- _Task requirements_
Produce an exact copy of all the records.

Collection entries:
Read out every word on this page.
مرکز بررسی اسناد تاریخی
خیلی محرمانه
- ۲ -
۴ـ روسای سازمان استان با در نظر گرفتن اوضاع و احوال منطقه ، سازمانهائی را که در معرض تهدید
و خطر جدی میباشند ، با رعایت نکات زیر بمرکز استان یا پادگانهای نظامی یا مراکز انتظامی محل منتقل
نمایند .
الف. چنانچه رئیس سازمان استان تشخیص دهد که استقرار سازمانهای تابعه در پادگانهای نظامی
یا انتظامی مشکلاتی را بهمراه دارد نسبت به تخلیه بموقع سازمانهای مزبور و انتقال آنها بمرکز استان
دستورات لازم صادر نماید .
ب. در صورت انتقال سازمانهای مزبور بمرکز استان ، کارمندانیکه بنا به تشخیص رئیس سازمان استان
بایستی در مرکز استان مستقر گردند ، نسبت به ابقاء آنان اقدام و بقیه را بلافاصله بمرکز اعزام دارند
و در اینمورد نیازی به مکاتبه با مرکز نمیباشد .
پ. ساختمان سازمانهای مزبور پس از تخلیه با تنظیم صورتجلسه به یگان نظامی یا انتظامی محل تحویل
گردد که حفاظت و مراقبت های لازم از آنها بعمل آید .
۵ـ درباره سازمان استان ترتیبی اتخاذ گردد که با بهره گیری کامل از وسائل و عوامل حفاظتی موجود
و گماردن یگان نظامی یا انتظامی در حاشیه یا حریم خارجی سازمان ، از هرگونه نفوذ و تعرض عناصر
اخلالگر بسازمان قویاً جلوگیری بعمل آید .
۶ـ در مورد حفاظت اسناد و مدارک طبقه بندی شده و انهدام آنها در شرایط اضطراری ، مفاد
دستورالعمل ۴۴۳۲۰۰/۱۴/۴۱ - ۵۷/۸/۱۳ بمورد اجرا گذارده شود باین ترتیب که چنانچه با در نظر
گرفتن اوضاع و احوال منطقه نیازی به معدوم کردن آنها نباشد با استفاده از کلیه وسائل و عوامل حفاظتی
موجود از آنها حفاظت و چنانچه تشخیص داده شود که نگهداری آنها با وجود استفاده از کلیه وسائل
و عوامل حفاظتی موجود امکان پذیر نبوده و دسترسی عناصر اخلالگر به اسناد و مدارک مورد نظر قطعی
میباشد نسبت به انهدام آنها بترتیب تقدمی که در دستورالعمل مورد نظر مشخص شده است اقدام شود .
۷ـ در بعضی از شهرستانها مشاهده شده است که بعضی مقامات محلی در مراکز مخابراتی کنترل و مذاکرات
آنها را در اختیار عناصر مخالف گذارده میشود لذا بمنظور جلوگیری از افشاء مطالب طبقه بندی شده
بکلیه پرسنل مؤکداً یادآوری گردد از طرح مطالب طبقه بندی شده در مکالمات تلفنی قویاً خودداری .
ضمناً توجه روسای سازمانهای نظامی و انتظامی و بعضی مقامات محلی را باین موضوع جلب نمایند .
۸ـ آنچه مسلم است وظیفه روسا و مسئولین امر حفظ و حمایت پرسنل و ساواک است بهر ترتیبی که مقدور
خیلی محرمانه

- _Expected output_
Read out every word on this page.
مرکز بررسی اسناد تاریخی
خیلی محرمانه
- ۲ -
۴ـ روسای سازمان استان با در نظر گرفتن اوضاع و احوال منطقه ، سازمانهائی را که در معرض تهدید
و خطر جدی میباشند ، با رعایت نکات زیر بمرکز استان یا پادگانهای نظامی یا مراکز انتظامی محل منتقل
نمایند .
الف. چنانچه رئیس سازمان استان تشخیص دهد که استقرار سازمانهای تابعه در پادگانهای نظامی
یا انتظامی مشکلاتی را بهمراه دارد نسبت به تخلیه بموقع سازمانهای مزبور و انتقال آنها بمرکز استان
دستورات لازم صادر نماید .
ب. در صورت انتقال سازمانهای مزبور بمرکز استان ، کارمندانیکه بنا به تشخیص رئیس سازمان استان
بایستی در مرکز استان مستقر گردند ، نسبت به ابقاء آنان اقدام و بقیه را بلافاصله بمرکز اعزام دارند
و در اینمورد نیازی به مکاتبه با مرکز نمیباشد .
پ. ساختمان سازمانهای مزبور پس از تخلیه با تنظیم صورتجلسه به یگان نظامی یا انتظامی محل تحویل
گردد که حفاظت و مراقبت های لازم از آنها بعمل آید .
۵ـ درباره سازمان استان ترتیبی اتخاذ گردد که با بهره گیری کامل از وسائل و عوامل حفاظتی موجود
و گماردن یگان نظامی یا انتظامی در حاشیه یا حریم خارجی سازمان ، از هرگونه نفوذ و تعرض عناصر
اخلالگر بسازمان قویاً جلوگیری بعمل آید .
۶ـ در مورد حفاظت اسناد و مدارک طبقه بندی شده و انهدام آنها در شرایط اضطراری ، مفاد
دستورالعمل ۴۴۳۲۰۰/۱۴/۴۱ - ۵۷/۸/۱۳ بمورد اجرا گذارده شود باین ترتیب که چنانچه با در نظر
گرفتن اوضاع و احوال منطقه نیازی به معدوم کردن آنها نباشد با استفاده از کلیه وسائل و عوامل حفاظتی
موجود از آنها حفاظت و چنانچه تشخیص داده شود که نگهداری آنها با وجود استفاده از کلیه وسائل
و عوامل حفاظتی موجود امکان پذیر نبوده و دسترسی عناصر اخلالگر به اسناد و مدارک مورد نظر قطعی
میباشد نسبت به انهدام آنها بترتیب تقدمی که در دستورالعمل مورد نظر مشخص شده است اقدام شود .
۷ـ در بعضی از شهرستانها مشاهده شده است که بعضی مقامات محلی در مراکز مخابراتی کنترل و مذاکرات
آنها را در اختیار عناصر مخالف گذارده میشود لذا بمنظور جلوگیری از افشاء مطالب طبقه بندی شده
بکلیه پرسنل مؤکداً یادآوری گردد از طرح مطالب طبقه بندی شده در مکالمات تلفنی قویاً خودداری .
ضمناً توجه روسای سازمانهای نظامی و انتظامی و بعضی مقامات محلی را باین موضوع جلب نمایند .
۸ـ آنچه مسلم است وظیفه روسا و مسئولین امر حفظ و حمایت پرسنل و ساواک است بهر ترتیبی که مقدور
خیلی محرمانه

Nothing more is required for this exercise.